-- Start Data rows --
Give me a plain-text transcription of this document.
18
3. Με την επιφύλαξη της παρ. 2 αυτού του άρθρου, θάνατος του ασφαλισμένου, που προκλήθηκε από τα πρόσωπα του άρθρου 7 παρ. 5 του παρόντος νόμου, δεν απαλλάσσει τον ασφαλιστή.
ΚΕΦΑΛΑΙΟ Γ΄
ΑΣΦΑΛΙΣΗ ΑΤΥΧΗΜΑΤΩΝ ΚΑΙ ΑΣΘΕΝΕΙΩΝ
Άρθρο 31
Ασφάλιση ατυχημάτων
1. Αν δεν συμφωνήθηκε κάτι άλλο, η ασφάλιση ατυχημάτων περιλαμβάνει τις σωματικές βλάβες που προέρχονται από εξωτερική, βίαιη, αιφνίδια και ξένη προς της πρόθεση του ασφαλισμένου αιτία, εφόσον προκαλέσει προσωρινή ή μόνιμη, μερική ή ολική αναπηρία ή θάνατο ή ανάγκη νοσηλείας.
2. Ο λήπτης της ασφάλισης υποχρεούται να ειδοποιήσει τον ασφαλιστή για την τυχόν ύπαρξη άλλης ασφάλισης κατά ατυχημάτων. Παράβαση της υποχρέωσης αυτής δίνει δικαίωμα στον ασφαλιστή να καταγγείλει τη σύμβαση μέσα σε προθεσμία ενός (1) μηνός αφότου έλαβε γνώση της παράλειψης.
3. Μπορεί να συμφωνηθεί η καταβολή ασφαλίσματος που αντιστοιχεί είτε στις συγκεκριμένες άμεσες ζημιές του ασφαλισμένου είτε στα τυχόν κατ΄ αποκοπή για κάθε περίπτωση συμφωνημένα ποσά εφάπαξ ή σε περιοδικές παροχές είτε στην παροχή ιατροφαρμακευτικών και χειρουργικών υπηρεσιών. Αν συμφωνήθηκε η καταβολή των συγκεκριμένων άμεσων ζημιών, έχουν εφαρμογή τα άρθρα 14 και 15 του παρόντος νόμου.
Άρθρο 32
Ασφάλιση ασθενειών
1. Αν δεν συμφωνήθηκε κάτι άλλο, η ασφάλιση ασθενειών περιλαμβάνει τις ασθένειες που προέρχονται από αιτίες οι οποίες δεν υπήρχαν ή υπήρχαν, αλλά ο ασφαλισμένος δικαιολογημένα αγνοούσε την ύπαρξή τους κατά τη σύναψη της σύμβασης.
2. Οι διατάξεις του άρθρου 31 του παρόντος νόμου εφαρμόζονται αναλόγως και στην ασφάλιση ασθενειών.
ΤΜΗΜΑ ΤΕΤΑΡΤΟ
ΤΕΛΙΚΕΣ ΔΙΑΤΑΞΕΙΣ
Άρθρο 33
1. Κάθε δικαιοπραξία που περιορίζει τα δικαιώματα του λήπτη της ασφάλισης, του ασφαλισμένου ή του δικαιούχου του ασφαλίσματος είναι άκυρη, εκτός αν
-- End Data rows --
→ **What to work on**:
The records above need to be transcribed in full. Keep every character unchanged.

→ **Task solution**:
Give me a plain-text transcription of this document.
18
3. Με την επιφύλαξη της παρ. 2 αυτού του άρθρου, θάνατος του ασφαλισμένου, που προκλήθηκε από τα πρόσωπα του άρθρου 7 παρ. 5 του παρόντος νόμου, δεν απαλλάσσει τον ασφαλιστή.
ΚΕΦΑΛΑΙΟ Γ΄
ΑΣΦΑΛΙΣΗ ΑΤΥΧΗΜΑΤΩΝ ΚΑΙ ΑΣΘΕΝΕΙΩΝ
Άρθρο 31
Ασφάλιση ατυχημάτων
1. Αν δεν συμφωνήθηκε κάτι άλλο, η ασφάλιση ατυχημάτων περιλαμβάνει τις σωματικές βλάβες που προέρχονται από εξωτερική, βίαιη, αιφνίδια και ξένη προς της πρόθεση του ασφαλισμένου αιτία, εφόσον προκαλέσει προσωρινή ή μόνιμη, μερική ή ολική αναπηρία ή θάνατο ή ανάγκη νοσηλείας.
2. Ο λήπτης της ασφάλισης υποχρεούται να ειδοποιήσει τον ασφαλιστή για την τυχόν ύπαρξη άλλης ασφάλισης κατά ατυχημάτων. Παράβαση της υποχρέωσης αυτής δίνει δικαίωμα στον ασφαλιστή να καταγγείλει τη σύμβαση μέσα σε προθεσμία ενός (1) μηνός αφότου έλαβε γνώση της παράλειψης.
3. Μπορεί να συμφωνηθεί η καταβολή ασφαλίσματος που αντιστοιχεί είτε στις συγκεκριμένες άμεσες ζημιές του ασφαλισμένου είτε στα τυχόν κατ΄ αποκοπή για κάθε περίπτωση συμφωνημένα ποσά εφάπαξ ή σε περιοδικές παροχές είτε στην παροχή ιατροφαρμακευτικών και χειρουργικών υπηρεσιών. Αν συμφωνήθηκε η καταβολή των συγκεκριμένων άμεσων ζημιών, έχουν εφαρμογή τα άρθρα 14 και 15 του παρόντος νόμου.
Άρθρο 32
Ασφάλιση ασθενειών
1. Αν δεν συμφωνήθηκε κάτι άλλο, η ασφάλιση ασθενειών περιλαμβάνει τις ασθένειες που προέρχονται από αιτίες οι οποίες δεν υπήρχαν ή υπήρχαν, αλλά ο ασφαλισμένος δικαιολογημένα αγνοούσε την ύπαρξή τους κατά τη σύναψη της σύμβασης.
2. Οι διατάξεις του άρθρου 31 του παρόντος νόμου εφαρμόζονται αναλόγως και στην ασφάλιση ασθενειών.
ΤΜΗΜΑ ΤΕΤΑΡΤΟ
ΤΕΛΙΚΕΣ ΔΙΑΤΑΞΕΙΣ
Άρθρο 33
1. Κάθε δικαιοπραξία που περιορίζει τα δικαιώματα του λήπτη της ασφάλισης, του ασφαλισμένου ή του δικαιούχου του ασφαλίσματος είναι άκυρη, εκτός αν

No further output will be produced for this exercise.